## [Dataset extract]

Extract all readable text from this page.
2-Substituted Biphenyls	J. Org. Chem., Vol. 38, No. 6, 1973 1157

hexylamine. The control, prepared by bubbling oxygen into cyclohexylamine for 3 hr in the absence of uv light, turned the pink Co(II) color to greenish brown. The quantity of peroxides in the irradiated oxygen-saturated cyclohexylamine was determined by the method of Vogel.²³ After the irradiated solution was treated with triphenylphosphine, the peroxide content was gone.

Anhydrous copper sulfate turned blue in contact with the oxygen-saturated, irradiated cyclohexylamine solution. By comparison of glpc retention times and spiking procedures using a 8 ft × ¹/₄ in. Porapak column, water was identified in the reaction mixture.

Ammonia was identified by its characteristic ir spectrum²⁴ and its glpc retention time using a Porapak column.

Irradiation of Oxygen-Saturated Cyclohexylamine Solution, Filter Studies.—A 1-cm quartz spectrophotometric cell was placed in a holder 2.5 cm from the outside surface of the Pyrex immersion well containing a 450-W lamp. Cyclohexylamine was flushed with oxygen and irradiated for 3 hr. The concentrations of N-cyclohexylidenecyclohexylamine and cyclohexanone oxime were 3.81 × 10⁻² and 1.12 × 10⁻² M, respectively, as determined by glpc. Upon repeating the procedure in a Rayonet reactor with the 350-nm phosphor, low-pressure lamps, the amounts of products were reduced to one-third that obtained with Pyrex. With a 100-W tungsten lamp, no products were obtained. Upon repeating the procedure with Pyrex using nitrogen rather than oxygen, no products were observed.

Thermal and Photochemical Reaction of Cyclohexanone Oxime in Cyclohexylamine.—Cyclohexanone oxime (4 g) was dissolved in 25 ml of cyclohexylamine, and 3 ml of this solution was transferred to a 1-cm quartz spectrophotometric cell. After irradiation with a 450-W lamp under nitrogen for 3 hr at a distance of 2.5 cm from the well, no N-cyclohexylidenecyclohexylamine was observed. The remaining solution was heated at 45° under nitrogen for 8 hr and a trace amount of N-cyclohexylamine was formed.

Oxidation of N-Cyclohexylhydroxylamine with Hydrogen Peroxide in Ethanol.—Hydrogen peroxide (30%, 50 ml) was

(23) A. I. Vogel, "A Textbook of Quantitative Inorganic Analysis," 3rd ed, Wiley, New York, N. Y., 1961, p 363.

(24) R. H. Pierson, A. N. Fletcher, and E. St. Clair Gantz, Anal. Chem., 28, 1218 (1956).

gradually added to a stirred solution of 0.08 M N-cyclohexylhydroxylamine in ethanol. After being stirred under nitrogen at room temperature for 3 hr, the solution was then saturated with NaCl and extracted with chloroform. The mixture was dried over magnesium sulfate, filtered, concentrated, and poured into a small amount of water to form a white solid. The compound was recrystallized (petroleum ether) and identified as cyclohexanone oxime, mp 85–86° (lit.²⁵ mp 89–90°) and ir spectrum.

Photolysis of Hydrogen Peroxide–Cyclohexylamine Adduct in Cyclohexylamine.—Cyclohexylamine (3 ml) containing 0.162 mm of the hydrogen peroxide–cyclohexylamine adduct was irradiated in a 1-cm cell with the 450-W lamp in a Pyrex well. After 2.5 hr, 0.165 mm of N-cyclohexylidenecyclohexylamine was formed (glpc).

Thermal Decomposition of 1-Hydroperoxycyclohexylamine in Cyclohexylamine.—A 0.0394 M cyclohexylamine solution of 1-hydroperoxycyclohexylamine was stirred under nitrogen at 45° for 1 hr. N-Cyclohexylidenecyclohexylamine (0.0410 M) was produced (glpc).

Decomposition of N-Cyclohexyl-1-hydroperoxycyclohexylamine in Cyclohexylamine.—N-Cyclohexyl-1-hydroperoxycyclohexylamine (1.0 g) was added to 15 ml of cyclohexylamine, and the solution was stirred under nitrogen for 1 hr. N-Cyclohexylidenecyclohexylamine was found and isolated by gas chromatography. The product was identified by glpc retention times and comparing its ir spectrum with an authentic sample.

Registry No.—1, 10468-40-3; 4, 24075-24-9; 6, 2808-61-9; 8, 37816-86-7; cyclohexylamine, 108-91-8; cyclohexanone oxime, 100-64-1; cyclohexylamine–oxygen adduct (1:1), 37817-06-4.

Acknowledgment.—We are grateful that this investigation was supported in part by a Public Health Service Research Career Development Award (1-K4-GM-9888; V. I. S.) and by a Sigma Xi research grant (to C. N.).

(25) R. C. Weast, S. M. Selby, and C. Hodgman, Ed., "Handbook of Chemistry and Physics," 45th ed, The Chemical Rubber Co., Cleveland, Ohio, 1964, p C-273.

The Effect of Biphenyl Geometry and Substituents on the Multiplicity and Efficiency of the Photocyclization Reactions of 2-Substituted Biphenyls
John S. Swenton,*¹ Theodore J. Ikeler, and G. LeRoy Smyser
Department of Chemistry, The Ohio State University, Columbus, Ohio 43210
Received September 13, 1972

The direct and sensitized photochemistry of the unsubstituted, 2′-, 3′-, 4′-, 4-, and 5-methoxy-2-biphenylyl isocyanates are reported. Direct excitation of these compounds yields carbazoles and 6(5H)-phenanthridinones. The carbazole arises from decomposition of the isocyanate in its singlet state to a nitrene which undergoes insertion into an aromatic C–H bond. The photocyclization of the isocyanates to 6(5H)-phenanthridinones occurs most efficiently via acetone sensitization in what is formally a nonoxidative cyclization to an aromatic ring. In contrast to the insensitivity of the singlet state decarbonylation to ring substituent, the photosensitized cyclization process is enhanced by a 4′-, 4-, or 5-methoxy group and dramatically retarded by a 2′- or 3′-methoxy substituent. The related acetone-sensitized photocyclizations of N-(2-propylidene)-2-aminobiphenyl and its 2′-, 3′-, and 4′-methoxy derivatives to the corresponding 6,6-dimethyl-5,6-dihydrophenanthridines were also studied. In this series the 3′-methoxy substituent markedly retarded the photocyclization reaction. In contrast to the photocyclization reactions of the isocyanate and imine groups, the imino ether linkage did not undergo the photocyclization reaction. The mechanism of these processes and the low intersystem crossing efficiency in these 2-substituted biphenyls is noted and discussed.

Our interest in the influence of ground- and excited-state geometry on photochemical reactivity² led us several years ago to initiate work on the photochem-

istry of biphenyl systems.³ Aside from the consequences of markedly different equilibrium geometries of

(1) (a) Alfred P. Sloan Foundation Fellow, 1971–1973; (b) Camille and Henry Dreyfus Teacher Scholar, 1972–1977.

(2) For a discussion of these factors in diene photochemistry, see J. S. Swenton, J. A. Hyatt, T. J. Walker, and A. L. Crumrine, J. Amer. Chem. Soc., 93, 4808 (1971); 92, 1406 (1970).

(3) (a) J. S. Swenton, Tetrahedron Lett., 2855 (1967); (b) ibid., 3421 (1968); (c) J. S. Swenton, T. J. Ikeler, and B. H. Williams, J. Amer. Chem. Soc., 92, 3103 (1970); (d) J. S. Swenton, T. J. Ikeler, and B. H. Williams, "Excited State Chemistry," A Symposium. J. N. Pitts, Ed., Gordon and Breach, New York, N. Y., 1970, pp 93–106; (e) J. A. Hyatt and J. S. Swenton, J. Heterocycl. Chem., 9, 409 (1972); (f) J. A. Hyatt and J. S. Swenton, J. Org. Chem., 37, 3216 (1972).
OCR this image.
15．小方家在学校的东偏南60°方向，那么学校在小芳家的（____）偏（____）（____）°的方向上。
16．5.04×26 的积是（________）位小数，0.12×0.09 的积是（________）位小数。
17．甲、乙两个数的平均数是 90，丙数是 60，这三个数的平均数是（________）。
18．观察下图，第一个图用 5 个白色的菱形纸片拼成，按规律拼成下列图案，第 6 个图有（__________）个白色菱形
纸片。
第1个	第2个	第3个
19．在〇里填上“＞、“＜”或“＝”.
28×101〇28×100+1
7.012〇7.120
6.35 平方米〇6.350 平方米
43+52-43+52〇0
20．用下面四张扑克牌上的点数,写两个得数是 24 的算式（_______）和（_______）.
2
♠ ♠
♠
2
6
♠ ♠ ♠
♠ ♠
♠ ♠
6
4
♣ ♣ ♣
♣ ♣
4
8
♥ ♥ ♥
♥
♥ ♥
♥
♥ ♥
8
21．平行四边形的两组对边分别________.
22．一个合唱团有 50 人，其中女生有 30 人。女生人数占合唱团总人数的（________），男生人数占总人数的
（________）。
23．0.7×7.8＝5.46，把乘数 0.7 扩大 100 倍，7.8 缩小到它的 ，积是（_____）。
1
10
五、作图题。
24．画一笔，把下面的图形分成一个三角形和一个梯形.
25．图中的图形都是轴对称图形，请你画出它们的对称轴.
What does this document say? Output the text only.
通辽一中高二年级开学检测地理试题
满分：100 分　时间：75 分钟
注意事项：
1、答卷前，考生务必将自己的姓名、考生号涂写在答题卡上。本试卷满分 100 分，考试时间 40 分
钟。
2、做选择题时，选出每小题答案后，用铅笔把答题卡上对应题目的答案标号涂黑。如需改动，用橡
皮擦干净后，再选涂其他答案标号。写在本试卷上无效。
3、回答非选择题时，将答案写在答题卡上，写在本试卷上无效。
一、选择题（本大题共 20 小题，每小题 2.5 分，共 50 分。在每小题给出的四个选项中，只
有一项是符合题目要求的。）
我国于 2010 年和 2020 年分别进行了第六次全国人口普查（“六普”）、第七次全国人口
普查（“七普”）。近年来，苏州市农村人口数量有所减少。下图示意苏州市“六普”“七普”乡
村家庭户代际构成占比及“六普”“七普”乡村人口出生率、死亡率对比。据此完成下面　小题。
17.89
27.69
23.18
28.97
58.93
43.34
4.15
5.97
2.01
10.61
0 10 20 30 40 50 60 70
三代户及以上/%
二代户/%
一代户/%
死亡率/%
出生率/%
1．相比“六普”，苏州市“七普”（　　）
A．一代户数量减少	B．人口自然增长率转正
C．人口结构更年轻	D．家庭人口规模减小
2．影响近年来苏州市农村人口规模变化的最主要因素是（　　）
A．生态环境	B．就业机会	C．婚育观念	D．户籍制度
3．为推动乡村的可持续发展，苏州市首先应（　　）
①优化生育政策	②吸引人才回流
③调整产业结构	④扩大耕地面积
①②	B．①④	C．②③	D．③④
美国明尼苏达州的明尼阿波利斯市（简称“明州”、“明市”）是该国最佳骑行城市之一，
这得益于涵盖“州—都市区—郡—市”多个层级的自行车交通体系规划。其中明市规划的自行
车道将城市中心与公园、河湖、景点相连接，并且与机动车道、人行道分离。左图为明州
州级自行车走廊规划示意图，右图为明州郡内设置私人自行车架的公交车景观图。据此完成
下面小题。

## [Exercise prompt]
The answer is the number of lines in the preceding material that hold "Vogel"; write that number and nothing else.

## [Written reply]
2